## Goal of the exercise
The records should be repeated word for word, pictures excluded.

## Stored data
====

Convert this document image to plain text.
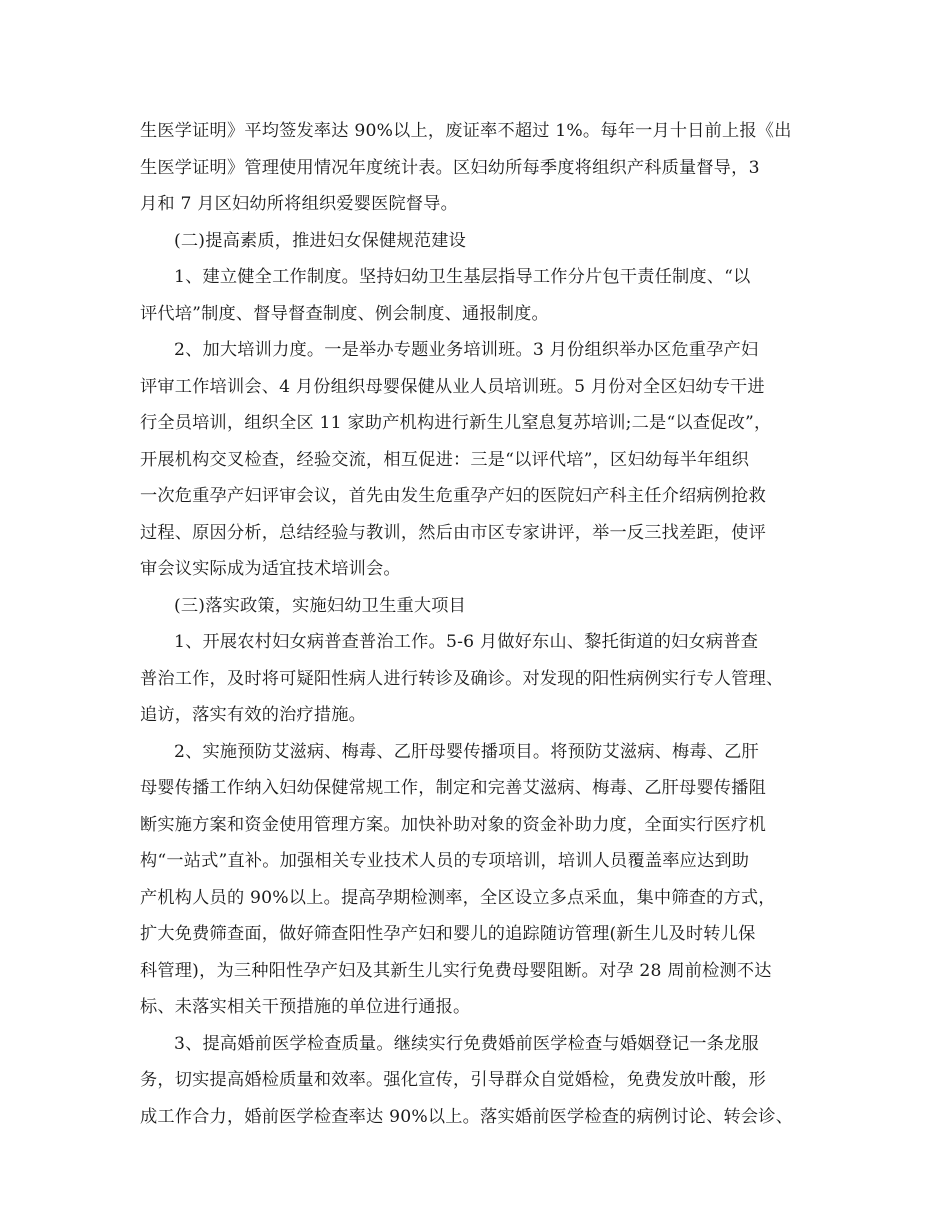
生医学证明》平均签发率达 90%以上，废证率不超过 1%。每年一月十日前上报《出
生医学证明》管理使用情况年度统计表。区妇幼所每季度将组织产科质量督导，3
月和 7 月区妇幼所将组织爱婴医院督导。
(二)提高素质，推进妇女保健规范建设
1、建立健全工作制度。坚持妇幼卫生基层指导工作分片包干责任制度、“以
评代培”制度、督导督查制度、例会制度、通报制度。
2、加大培训力度。一是举办专题业务培训班。3 月份组织举办区危重孕产妇
评审工作培训会、4 月份组织母婴保健从业人员培训班。5 月份对全区妇幼专干进
行全员培训，组织全区 11 家助产机构进行新生儿窒息复苏培训;二是“以查促改”，
开展机构交叉检查，经验交流，相互促进：三是“以评代培”，区妇幼每半年组织
一次危重孕产妇评审会议，首先由发生危重孕产妇的医院妇产科主任介绍病例抢救
过程、原因分析，总结经验与教训，然后由市区专家讲评，举一反三找差距，使评
审会议实际成为适宜技术培训会。
(三)落实政策，实施妇幼卫生重大项目
1、开展农村妇女病普查普治工作。5-6 月做好东山、黎托街道的妇女病普查
普治工作，及时将可疑阳性病人进行转诊及确诊。对发现的阳性病例实行专人管理、
追访，落实有效的治疗措施。
2、实施预防艾滋病、梅毒、乙肝母婴传播项目。将预防艾滋病、梅毒、乙肝
母婴传播工作纳入妇幼保健常规工作，制定和完善艾滋病、梅毒、乙肝母婴传播阻
断实施方案和资金使用管理方案。加快补助对象的资金补助力度，全面实行医疗机
构“一站式”直补。加强相关专业技术人员的专项培训，培训人员覆盖率应达到助
产机构人员的 90%以上。提高孕期检测率，全区设立多点采血，集中筛查的方式，
扩大免费筛查面，做好筛查阳性孕产妇和婴儿的追踪随访管理(新生儿及时转儿保
科管理)，为三种阳性孕产妇及其新生儿实行免费母婴阻断。对孕 28 周前检测不达
标、未落实相关干预措施的单位进行通报。
3、提高婚前医学检查质量。继续实行免费婚前医学检查与婚姻登记一条龙服
务，切实提高婚检质量和效率。强化宣传，引导群众自觉婚检，免费发放叶酸，形
成工作合力，婚前医学检查率达 90%以上。落实婚前医学检查的病例讨论、转会诊、
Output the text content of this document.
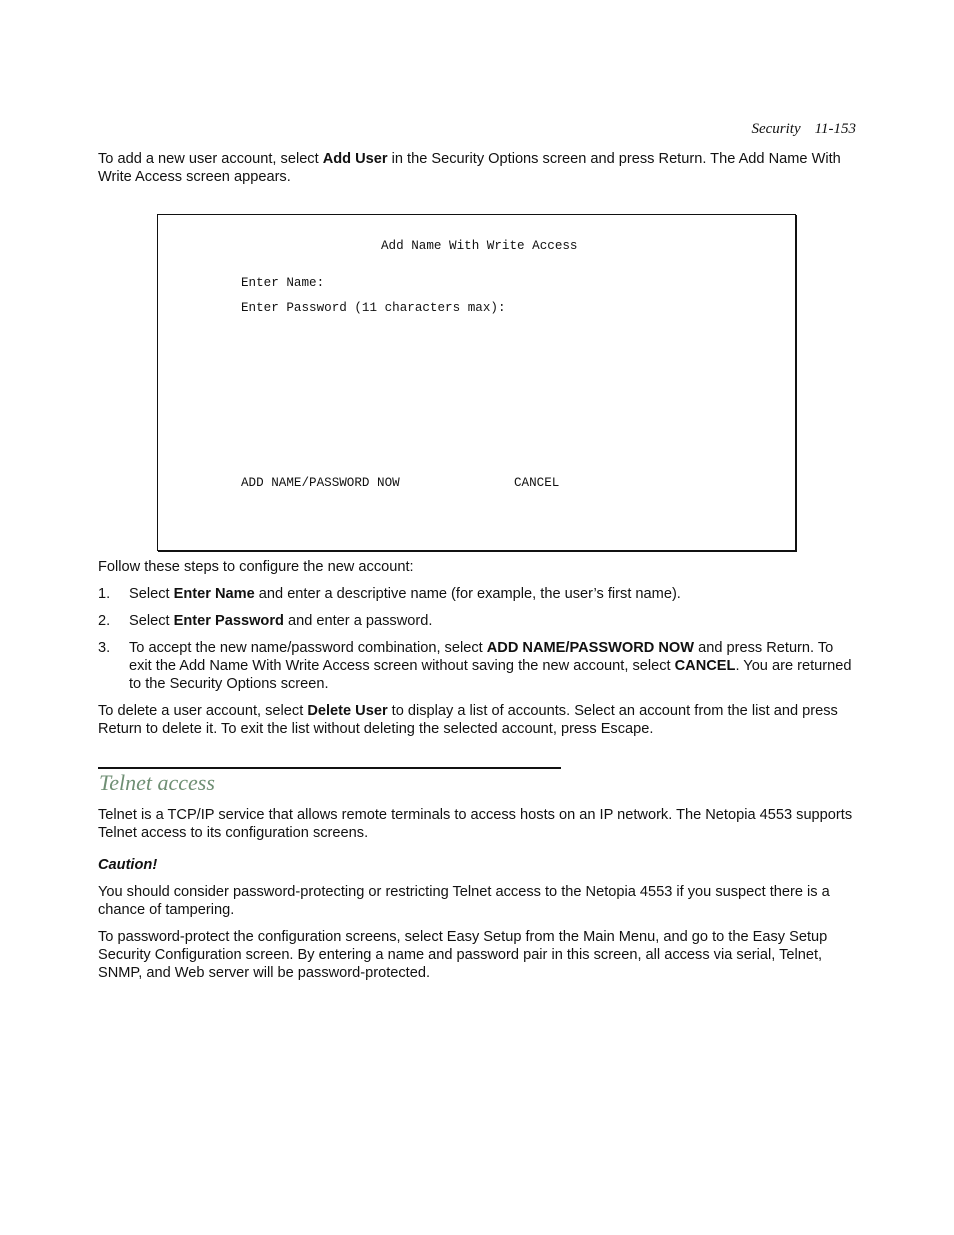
Security 11-153

To add a new user account, select Add User in the Security Options screen and press Return. The Add Name With Write Access screen appears.

Add Name With Write Access
Enter Name:
Enter Password (11 characters max):
ADD NAME/PASSWORD NOW	CANCEL

Follow these steps to configure the new account:

1. Select Enter Name and enter a descriptive name (for example, the user’s first name).
2. Select Enter Password and enter a password.
3. To accept the new name/password combination, select ADD NAME/PASSWORD NOW and press Return. To exit the Add Name With Write Access screen without saving the new account, select CANCEL. You are returned to the Security Options screen.

To delete a user account, select Delete User to display a list of accounts. Select an account from the list and press Return to delete it. To exit the list without deleting the selected account, press Escape.

Telnet access

Telnet is a TCP/IP service that allows remote terminals to access hosts on an IP network. The Netopia 4553 supports Telnet access to its configuration screens.

Caution!

You should consider password-protecting or restricting Telnet access to the Netopia 4553 if you suspect there is a chance of tampering.

To password-protect the configuration screens, select Easy Setup from the Main Menu, and go to the Easy Setup Security Configuration screen. By entering a name and password pair in this screen, all access via serial, Telnet, SNMP, and Web server will be password-protected.
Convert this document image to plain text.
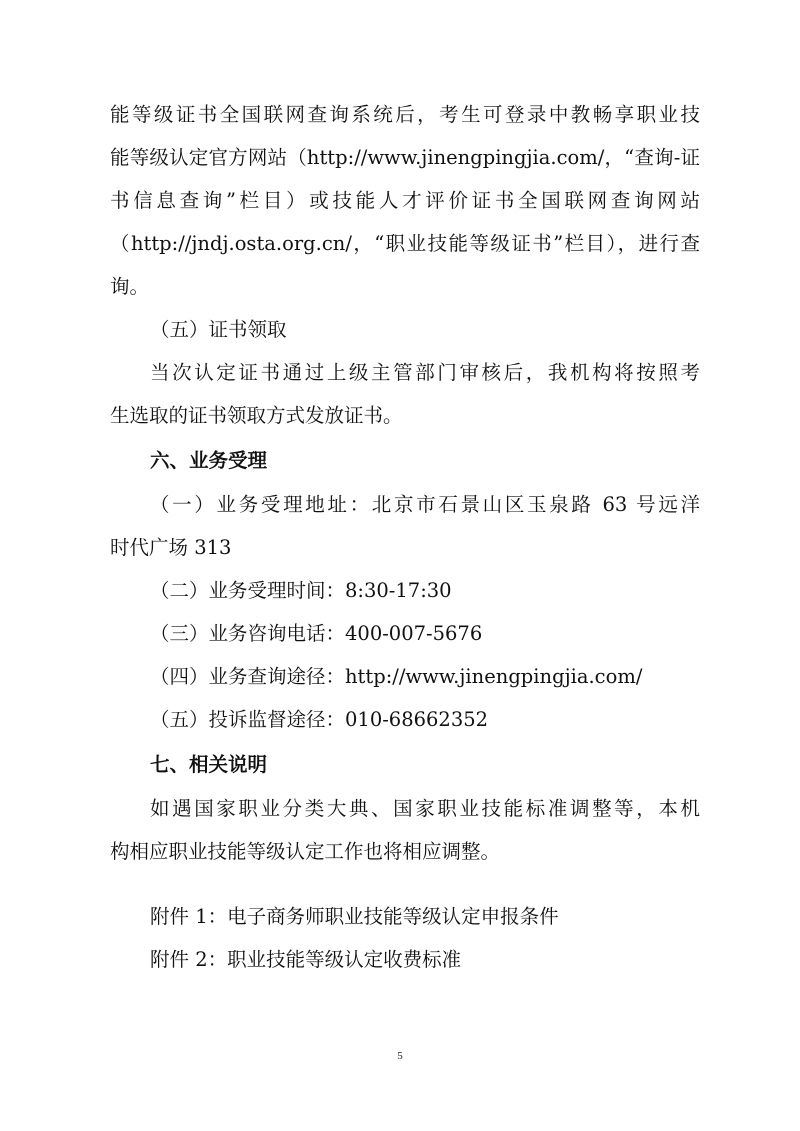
能等级证书全国联网查询系统后，考生可登录中教畅享职业技
能等级认定官方网站（http://www.jinengpingjia.com/，“查询-证
书信息查询”栏目）或技能人才评价证书全国联网查询网站
（http://jndj.osta.org.cn/，“职业技能等级证书”栏目），进行查
询。
（五）证书领取
当次认定证书通过上级主管部门审核后，我机构将按照考
生选取的证书领取方式发放证书。
六、业务受理
（一）业务受理地址：北京市石景山区玉泉路 63 号远洋
时代广场 313
（二）业务受理时间：8:30-17:30
（三）业务咨询电话：400-007-5676
（四）业务查询途径：http://www.jinengpingjia.com/
（五）投诉监督途径：010-68662352
七、相关说明
如遇国家职业分类大典、国家职业技能标准调整等，本机
构相应职业技能等级认定工作也将相应调整。
附件 1：电子商务师职业技能等级认定申报条件
附件 2：职业技能等级认定收费标准
5
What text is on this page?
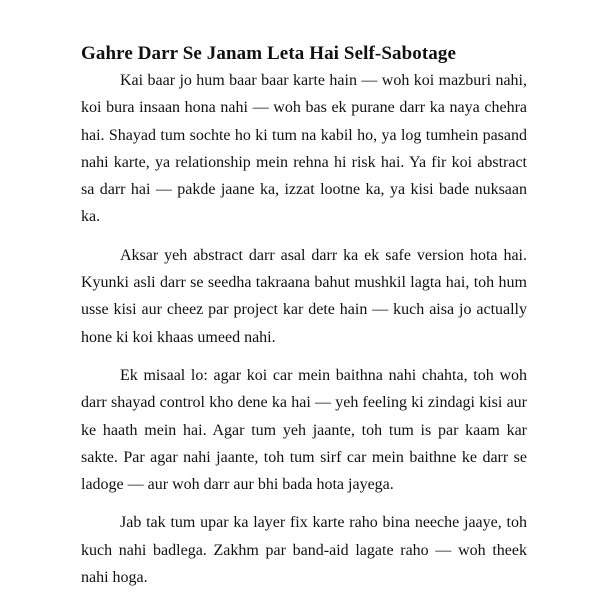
Gahre Darr Se Janam Leta Hai Self-Sabotage

Kai baar jo hum baar baar karte hain — woh koi mazburi nahi, koi bura insaan hona nahi — woh bas ek purane darr ka naya chehra hai. Shayad tum sochte ho ki tum na kabil ho, ya log tumhein pasand nahi karte, ya relationship mein rehna hi risk hai. Ya fir koi abstract sa darr hai — pakde jaane ka, izzat lootne ka, ya kisi bade nuksaan ka.

Aksar yeh abstract darr asal darr ka ek safe version hota hai. Kyunki asli darr se seedha takraana bahut mushkil lagta hai, toh hum usse kisi aur cheez par project kar dete hain — kuch aisa jo actually hone ki koi khaas umeed nahi.

Ek misaal lo: agar koi car mein baithna nahi chahta, toh woh darr shayad control kho dene ka hai — yeh feeling ki zindagi kisi aur ke haath mein hai. Agar tum yeh jaante, toh tum is par kaam kar sakte. Par agar nahi jaante, toh tum sirf car mein baithne ke darr se ladoge — aur woh darr aur bhi bada hota jayega.

Jab tak tum upar ka layer fix karte raho bina neeche jaaye, toh kuch nahi badlega. Zakhm par band-aid lagate raho — woh theek nahi hoga.
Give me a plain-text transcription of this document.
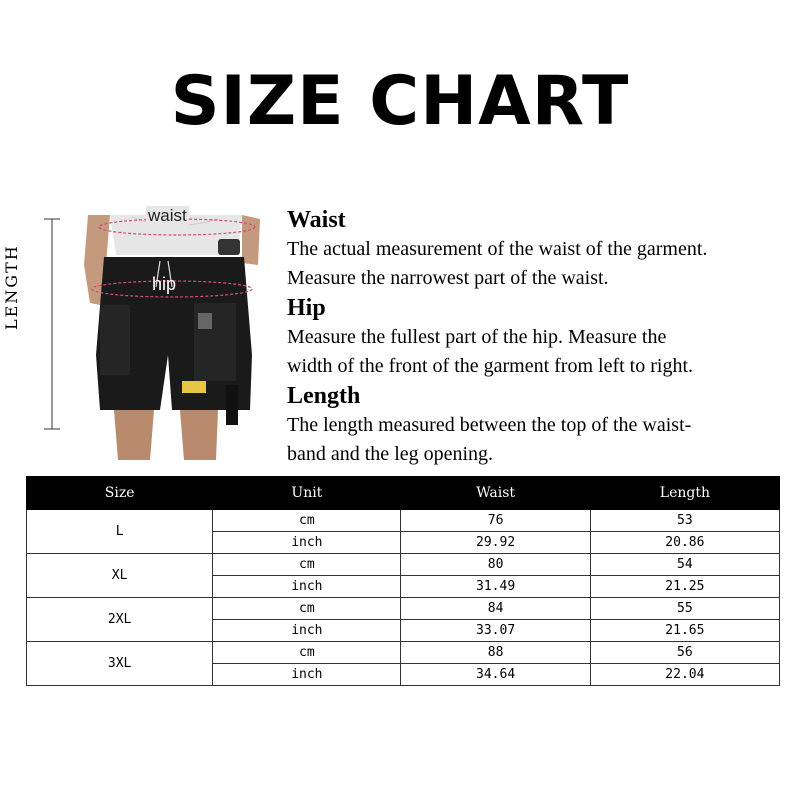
SIZE CHART
waist
hip
LENGTH
Waist
The actual measurement of the waist of the garment.
Measure the narrowest part of the waist.
Hip
Measure the fullest part of the hip. Measure the
width of the front of the garment from left to right.
Length
The length measured between the top of the waist-
band and the leg opening.
Size	Unit	Waist	Length
L	cm	76	53
	inch	29.92	20.86
XL	cm	80	54
	inch	31.49	21.25
2XL	cm	84	55
	inch	33.07	21.65
3XL	cm	88	56
	inch	34.64	22.04
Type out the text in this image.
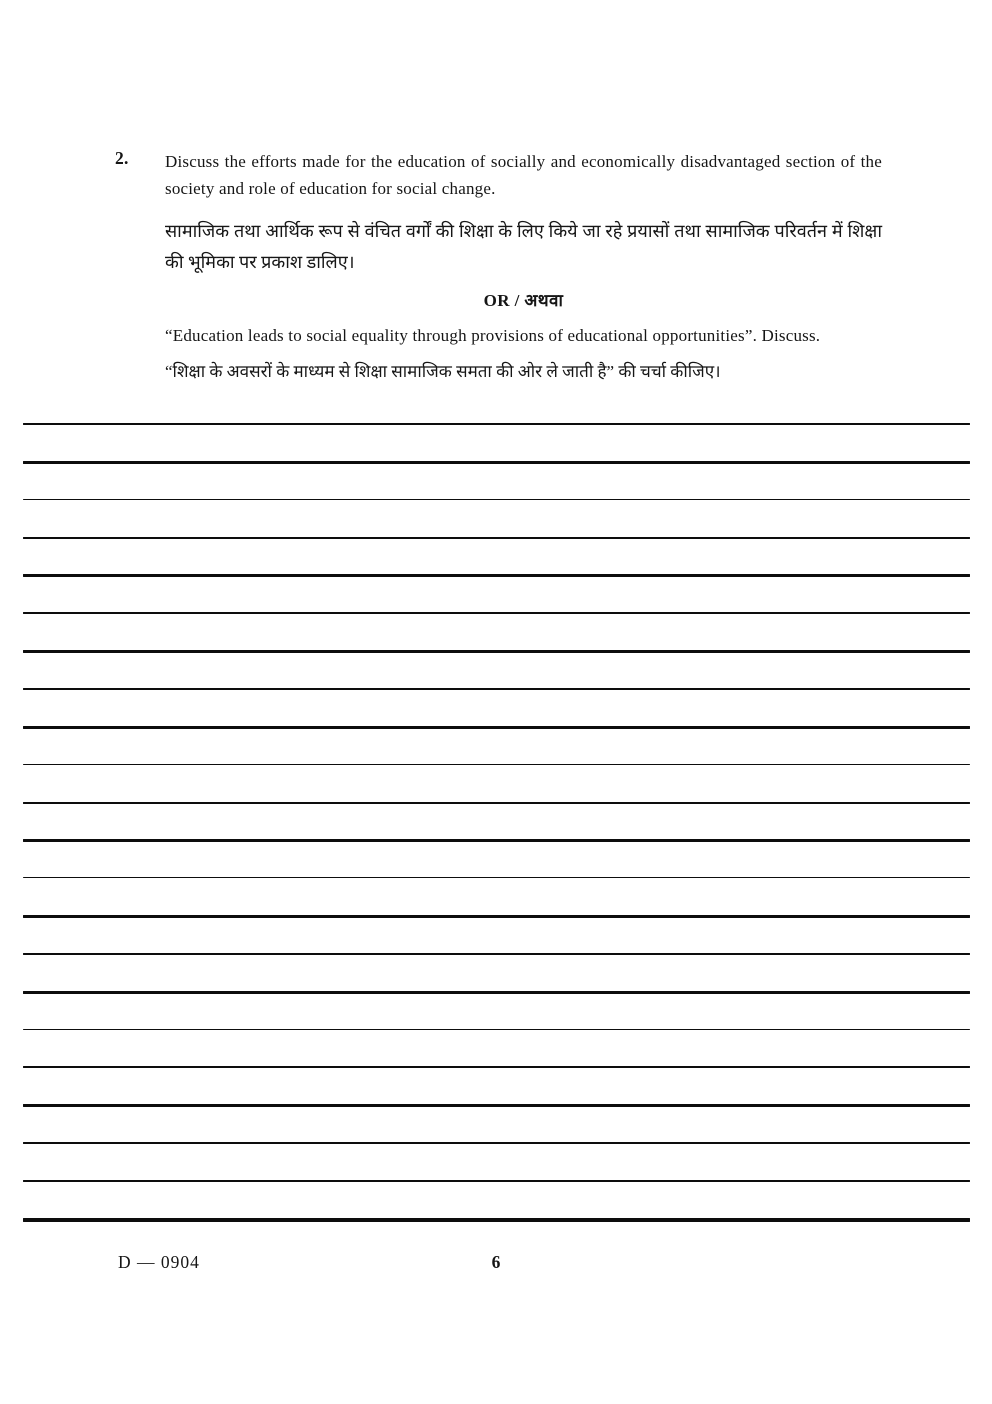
2. Discuss the efforts made for the education of socially and economically disadvantaged section of the society and role of education for social change.

सामाजिक तथा आर्थिक रूप से वंचित वर्गों की शिक्षा के लिए किये जा रहे प्रयासों तथा सामाजिक परिवर्तन में शिक्षा की भूमिका पर प्रकाश डालिए।

OR / अथवा

“Education leads to social equality through provisions of educational opportunities”. Discuss.

“शिक्षा के अवसरों के माध्यम से शिक्षा सामाजिक समता की ओर ले जाती है” की चर्चा कीजिए।

6
D — 0904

====

## Problem solution
Convert this document image to plain text.
生医学证明》平均签发率达 90%以上，废证率不超过 1%。每年一月十日前上报《出
生医学证明》管理使用情况年度统计表。区妇幼所每季度将组织产科质量督导，3
月和 7 月区妇幼所将组织爱婴医院督导。
(二)提高素质，推进妇女保健规范建设
1、建立健全工作制度。坚持妇幼卫生基层指导工作分片包干责任制度、“以
评代培”制度、督导督查制度、例会制度、通报制度。
2、加大培训力度。一是举办专题业务培训班。3 月份组织举办区危重孕产妇
评审工作培训会、4 月份组织母婴保健从业人员培训班。5 月份对全区妇幼专干进
行全员培训，组织全区 11 家助产机构进行新生儿窒息复苏培训;二是“以查促改”，
开展机构交叉检查，经验交流，相互促进：三是“以评代培”，区妇幼每半年组织
一次危重孕产妇评审会议，首先由发生危重孕产妇的医院妇产科主任介绍病例抢救
过程、原因分析，总结经验与教训，然后由市区专家讲评，举一反三找差距，使评
审会议实际成为适宜技术培训会。
(三)落实政策，实施妇幼卫生重大项目
1、开展农村妇女病普查普治工作。5-6 月做好东山、黎托街道的妇女病普查
普治工作，及时将可疑阳性病人进行转诊及确诊。对发现的阳性病例实行专人管理、
追访，落实有效的治疗措施。
2、实施预防艾滋病、梅毒、乙肝母婴传播项目。将预防艾滋病、梅毒、乙肝
母婴传播工作纳入妇幼保健常规工作，制定和完善艾滋病、梅毒、乙肝母婴传播阻
断实施方案和资金使用管理方案。加快补助对象的资金补助力度，全面实行医疗机
构“一站式”直补。加强相关专业技术人员的专项培训，培训人员覆盖率应达到助
产机构人员的 90%以上。提高孕期检测率，全区设立多点采血，集中筛查的方式，
扩大免费筛查面，做好筛查阳性孕产妇和婴儿的追踪随访管理(新生儿及时转儿保
科管理)，为三种阳性孕产妇及其新生儿实行免费母婴阻断。对孕 28 周前检测不达
标、未落实相关干预措施的单位进行通报。
3、提高婚前医学检查质量。继续实行免费婚前医学检查与婚姻登记一条龙服
务，切实提高婚检质量和效率。强化宣传，引导群众自觉婚检，免费发放叶酸，形
成工作合力，婚前医学检查率达 90%以上。落实婚前医学检查的病例讨论、转会诊、
Output the text content of this document.
Security 11-153

To add a new user account, select Add User in the Security Options screen and press Return. The Add Name With Write Access screen appears.

Add Name With Write Access
Enter Name:
Enter Password (11 characters max):
ADD NAME/PASSWORD NOW	CANCEL

Follow these steps to configure the new account:

1. Select Enter Name and enter a descriptive name (for example, the user’s first name).
2. Select Enter Password and enter a password.
3. To accept the new name/password combination, select ADD NAME/PASSWORD NOW and press Return. To exit the Add Name With Write Access screen without saving the new account, select CANCEL. You are returned to the Security Options screen.

To delete a user account, select Delete User to display a list of accounts. Select an account from the list and press Return to delete it. To exit the list without deleting the selected account, press Escape.

Telnet access

Telnet is a TCP/IP service that allows remote terminals to access hosts on an IP network. The Netopia 4553 supports Telnet access to its configuration screens.

Caution!

You should consider password-protecting or restricting Telnet access to the Netopia 4553 if you suspect there is a chance of tampering.

To password-protect the configuration screens, select Easy Setup from the Main Menu, and go to the Easy Setup Security Configuration screen. By entering a name and password pair in this screen, all access via serial, Telnet, SNMP, and Web server will be password-protected.
Convert this document image to plain text.
能等级证书全国联网查询系统后，考生可登录中教畅享职业技
能等级认定官方网站（http://www.jinengpingjia.com/，“查询-证
书信息查询”栏目）或技能人才评价证书全国联网查询网站
（http://jndj.osta.org.cn/，“职业技能等级证书”栏目），进行查
询。
（五）证书领取
当次认定证书通过上级主管部门审核后，我机构将按照考
生选取的证书领取方式发放证书。
六、业务受理
（一）业务受理地址：北京市石景山区玉泉路 63 号远洋
时代广场 313
（二）业务受理时间：8:30-17:30
（三）业务咨询电话：400-007-5676
（四）业务查询途径：http://www.jinengpingjia.com/
（五）投诉监督途径：010-68662352
七、相关说明
如遇国家职业分类大典、国家职业技能标准调整等，本机
构相应职业技能等级认定工作也将相应调整。
附件 1：电子商务师职业技能等级认定申报条件
附件 2：职业技能等级认定收费标准
5
What text is on this page?
Gahre Darr Se Janam Leta Hai Self-Sabotage

Kai baar jo hum baar baar karte hain — woh koi mazburi nahi, koi bura insaan hona nahi — woh bas ek purane darr ka naya chehra hai. Shayad tum sochte ho ki tum na kabil ho, ya log tumhein pasand nahi karte, ya relationship mein rehna hi risk hai. Ya fir koi abstract sa darr hai — pakde jaane ka, izzat lootne ka, ya kisi bade nuksaan ka.

Aksar yeh abstract darr asal darr ka ek safe version hota hai. Kyunki asli darr se seedha takraana bahut mushkil lagta hai, toh hum usse kisi aur cheez par project kar dete hain — kuch aisa jo actually hone ki koi khaas umeed nahi.

Ek misaal lo: agar koi car mein baithna nahi chahta, toh woh darr shayad control kho dene ka hai — yeh feeling ki zindagi kisi aur ke haath mein hai. Agar tum yeh jaante, toh tum is par kaam kar sakte. Par agar nahi jaante, toh tum sirf car mein baithne ke darr se ladoge — aur woh darr aur bhi bada hota jayega.

Jab tak tum upar ka layer fix karte raho bina neeche jaaye, toh kuch nahi badlega. Zakhm par band-aid lagate raho — woh theek nahi hoga.
Give me a plain-text transcription of this document.
SIZE CHART
waist
hip
LENGTH
Waist
The actual measurement of the waist of the garment.
Measure the narrowest part of the waist.
Hip
Measure the fullest part of the hip. Measure the
width of the front of the garment from left to right.
Length
The length measured between the top of the waist-
band and the leg opening.
Size	Unit	Waist	Length
L	cm	76	53
	inch	29.92	20.86
XL	cm	80	54
	inch	31.49	21.25
2XL	cm	84	55
	inch	33.07	21.65
3XL	cm	88	56
	inch	34.64	22.04
Type out the text in this image.
2. Discuss the efforts made for the education of socially and economically disadvantaged section of the society and role of education for social change.

सामाजिक तथा आर्थिक रूप से वंचित वर्गों की शिक्षा के लिए किये जा रहे प्रयासों तथा सामाजिक परिवर्तन में शिक्षा की भूमिका पर प्रकाश डालिए।

OR / अथवा

“Education leads to social equality through provisions of educational opportunities”. Discuss.

“शिक्षा के अवसरों के माध्यम से शिक्षा सामाजिक समता की ओर ले जाती है” की चर्चा कीजिए।

6
D — 0904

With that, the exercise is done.